◆ WORK TO COMPLETE
From the entries below, say how many lines carry the word "December", and give nothing but the number.

◆ GIVEN INFORMATION
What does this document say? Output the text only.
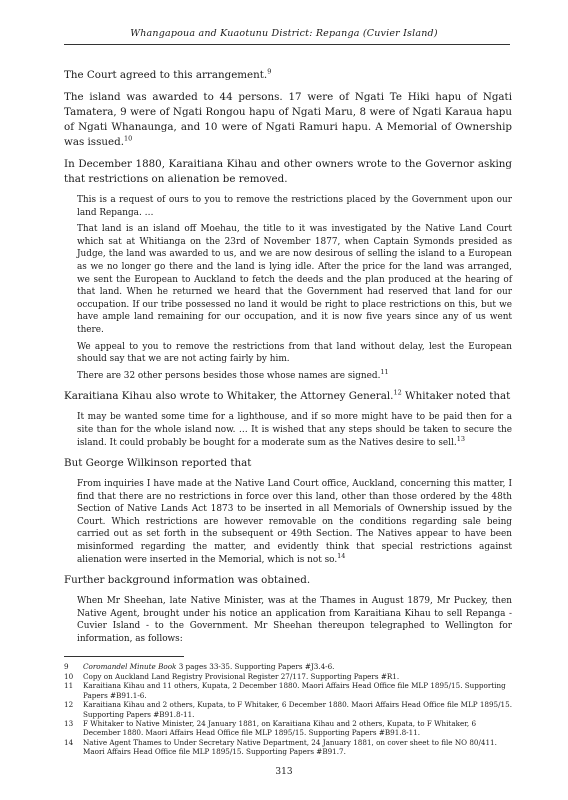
Whangapoua and Kuaotunu District: Repanga (Cuvier Island)

The Court agreed to this arrangement.$^9$

The island was awarded to 44 persons. 17 were of Ngati Te Hiki hapu of Ngati Tamatera, 9 were of Ngati Rongou hapu of Ngati Maru, 8 were of Ngati Karaua hapu of Ngati Whanaunga, and 10 were of Ngati Ramuri hapu. A Memorial of Ownership was issued.$^{10}$

In December 1880, Karaitiana Kihau and other owners wrote to the Governor asking that restrictions on alienation be removed.

This is a request of ours to you to remove the restrictions placed by the Government upon our land Repanga. …

That land is an island off Moehau, the title to it was investigated by the Native Land Court which sat at Whitianga on the 23rd of November 1877, when Captain Symonds presided as Judge, the land was awarded to us, and we are now desirous of selling the island to a European as we no longer go there and the land is lying idle. After the price for the land was arranged, we sent the European to Auckland to fetch the deeds and the plan produced at the hearing of that land. When he returned we heard that the Government had reserved that land for our occupation. If our tribe possessed no land it would be right to place restrictions on this, but we have ample land remaining for our occupation, and it is now five years since any of us went there.

We appeal to you to remove the restrictions from that land without delay, lest the European should say that we are not acting fairly by him.

There are 32 other persons besides those whose names are signed.$^{11}$

Karaitiana Kihau also wrote to Whitaker, the Attorney General.$^{12}$ Whitaker noted that

It may be wanted some time for a lighthouse, and if so more might have to be paid then for a site than for the whole island now. … It is wished that any steps should be taken to secure the island. It could probably be bought for a moderate sum as the Natives desire to sell.$^{13}$

But George Wilkinson reported that

From inquiries I have made at the Native Land Court office, Auckland, concerning this matter, I find that there are no restrictions in force over this land, other than those ordered by the 48th Section of Native Lands Act 1873 to be inserted in all Memorials of Ownership issued by the Court. Which restrictions are however removable on the conditions regarding sale being carried out as set forth in the subsequent or 49th Section. The Natives appear to have been misinformed regarding the matter, and evidently think that special restrictions against alienation were inserted in the Memorial, which is not so.$^{14}$

Further background information was obtained.

When Mr Sheehan, late Native Minister, was at the Thames in August 1879, Mr Puckey, then Native Agent, brought under his notice an application from Karaitiana Kihau to sell Repanga - Cuvier Island - to the Government. Mr Sheehan thereupon telegraphed to Wellington for information, as follows:

9	Coromandel Minute Book 3 pages 33-35. Supporting Papers #J3.4-6.
10	Copy on Auckland Land Registry Provisional Register 27/117. Supporting Papers #R1.
11	Karaitiana Kihau and 11 others, Kupata, 2 December 1880. Maori Affairs Head Office file MLP 1895/15. Supporting Papers #B91.1-6.
12	Karaitiana Kihau and 2 others, Kupata, to F Whitaker, 6 December 1880. Maori Affairs Head Office file MLP 1895/15. Supporting Papers #B91.8-11.
13	F Whitaker to Native Minister, 24 January 1881, on Karaitiana Kihau and 2 others, Kupata, to F Whitaker, 6 December 1880. Maori Affairs Head Office file MLP 1895/15. Supporting Papers #B91.8-11.
14	Native Agent Thames to Under Secretary Native Department, 24 January 1881, on cover sheet to file NO 80/411. Maori Affairs Head Office file MLP 1895/15. Supporting Papers #B91.7.
313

◆ TASK RESULT
4